[Yang Dikerjakan]
(a) Dalam teks tentang wacana salam pancasila, sejak era apa assalamualaikum diucapkan secara total tanpa pandang agama?
(b) Teruskan teks tentang wacana salam pancasila, mulai setelah kalimat terakhirnya.

[Teks Bacaan]
────────────────────────────────────────
Salam yang tak lucu ini dianggap sebagai bentuk keragaman beragama. Yudian mengatakan, assalamualaikum diucapkan secara total sejak era reformasi tanpa pandang agama. Kini, salam justru dilengkapi supaya genap dengan nuansa lima atau enam agama. Menurutnya, ini justru menjadi masalah baru. Yudian kemudian sepakat dengan ide salam pancasila (wartaekonomi.co.id, 8/3/2020).
Tidak aneh, bila ide salam pancasila ini muncul dalam sistem demokrasi. Sebab, demokrasi menganut empat kebebasan, diantaranya kebebasan beragama, kebebasan individu, kebebasan berperilaku dan kebebasan berpendapat. Dalam kebebasan berpendapat tak lagi memikirkan dampak buruk yang ditimbulkan.
Berbagai wacana dan kebijakan lebih berpijak pada manfaat, merugikan bagi sebagian yang lain. Dalam hal ini, wacana mengganti assalamualaikum dengan salam pancasila adalah salah satunya. Bagi orang muslim, assalamulaikum merupakan kata yang memiliki makna mendalam. Bukan sekedar kata atau ucapan. Melainkan panjatan doa. Malaikat saja ketika bertemu Rasulullah saw mengucapkan assalamualaikum.
────────────────────────────────────────
Anotasi wilayah gambar:
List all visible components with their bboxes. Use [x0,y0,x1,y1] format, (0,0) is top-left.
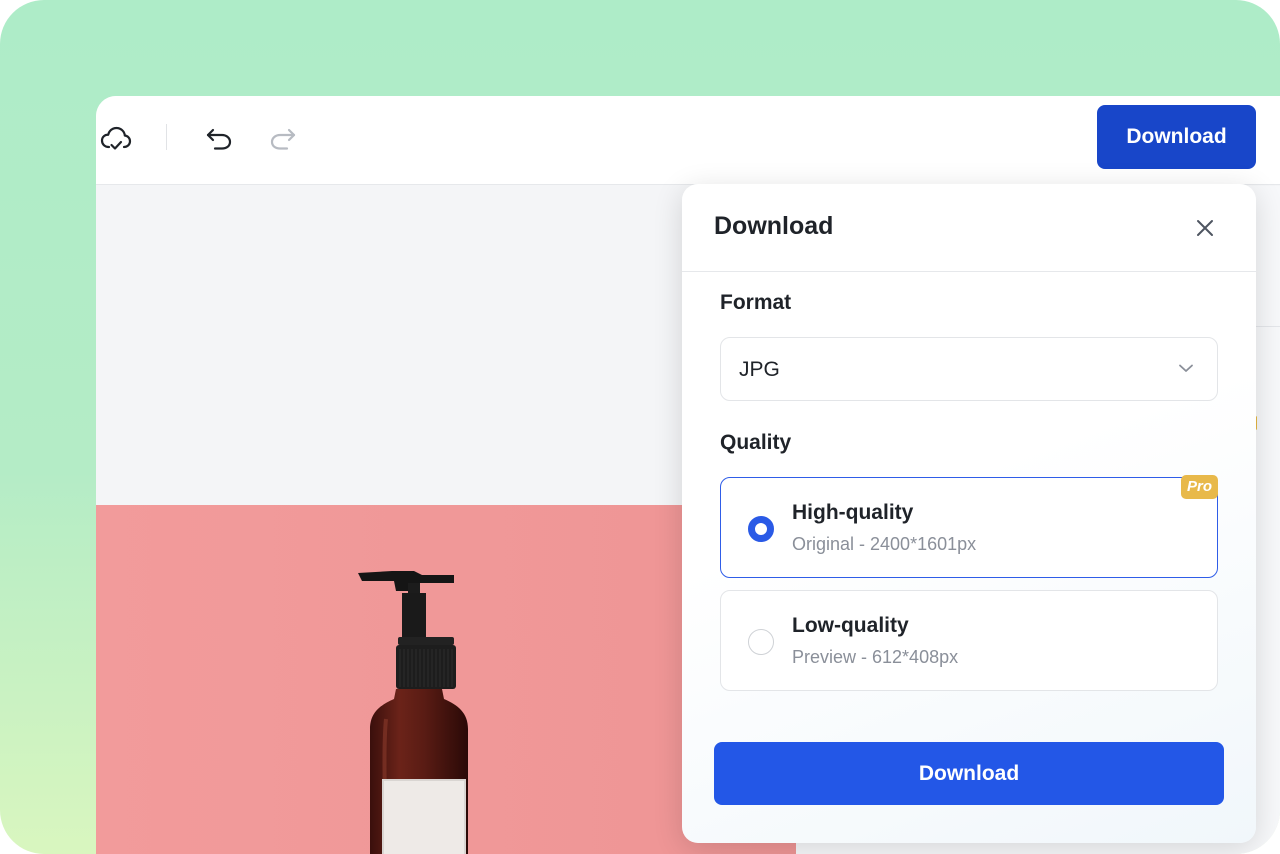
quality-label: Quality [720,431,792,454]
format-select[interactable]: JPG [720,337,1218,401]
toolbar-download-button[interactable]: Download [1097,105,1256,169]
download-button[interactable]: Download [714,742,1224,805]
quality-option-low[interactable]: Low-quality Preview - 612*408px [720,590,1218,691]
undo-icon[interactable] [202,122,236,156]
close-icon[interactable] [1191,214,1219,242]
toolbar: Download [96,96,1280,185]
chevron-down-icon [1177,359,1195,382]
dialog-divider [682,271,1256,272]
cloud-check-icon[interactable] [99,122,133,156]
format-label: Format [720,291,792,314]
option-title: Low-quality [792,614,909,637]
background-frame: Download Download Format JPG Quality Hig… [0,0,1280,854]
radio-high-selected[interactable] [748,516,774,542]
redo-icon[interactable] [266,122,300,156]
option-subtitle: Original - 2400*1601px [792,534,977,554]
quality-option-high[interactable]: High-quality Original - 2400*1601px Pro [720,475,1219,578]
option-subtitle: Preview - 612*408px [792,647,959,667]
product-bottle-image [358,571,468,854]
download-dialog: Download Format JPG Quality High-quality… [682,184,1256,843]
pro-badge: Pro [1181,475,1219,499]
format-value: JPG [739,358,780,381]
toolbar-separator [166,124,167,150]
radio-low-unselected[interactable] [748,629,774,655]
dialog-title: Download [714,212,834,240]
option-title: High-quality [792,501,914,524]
────────────────────────────────────────
[Hasil Akhir]
(a) Sejak era reformasi.

(b)
Hal ini merupakan tuntunan yang sudah dicontohkan oleh Rasulullah SAW baik kepada muslim yang munafiq, fasiq, ataupun dzalim. Alias bukan sekadar ucapan tanpa makna. Karenanya, jika kemudian diganti dengan salam pancasila maka bagaimana mungkin seorang Muslim bisa selamat dan masuk surga? Sementara di surga pun malaikat mengucapkan assalamualaikum pada penghuni surga lalu layakkah diganti dengan salam atau embel-embel yang lain?
Adapun Badan Pembinaan Ideologi Pancasila (BPIP) memiliki keinginan mengganti assalamulaikum dengan salam pancasila maka hal ini sama saja dengan mempermainkan ucapan salam. Apalagi dalam perkara akidah yang diyakini. Hisab Allah tak luput terhadap segala ucapan. Di sisi lain, penyebutan salam pancasila atau yang lainnya hanya akan memperkeruh suasana kerukunan beragama. Sebab sejatinya masing-masing agama memiliki pandangan yang berbeda-beda.
Jika hal ini dipaksakan agar sesuai dengan keberagaman sesuai standar sekulerisme, maka status agama menjadi tersingkirkan. Inilah sebagai akibat dari penerapan demokrasi yang menganut asas sekulerisme. Yaitu memisahkan agama dari kehidupan. Dalih keberagaman disatukan dalam bentuk salam pancasila. Padahal hakikinya kesatuan umat beragama bukan dibentuk melalui salam. Akan tetapi melalui pemahaman pentingnya umat bersatu dalam aturan yang mampu membawa pada keberagaman yang hakiki.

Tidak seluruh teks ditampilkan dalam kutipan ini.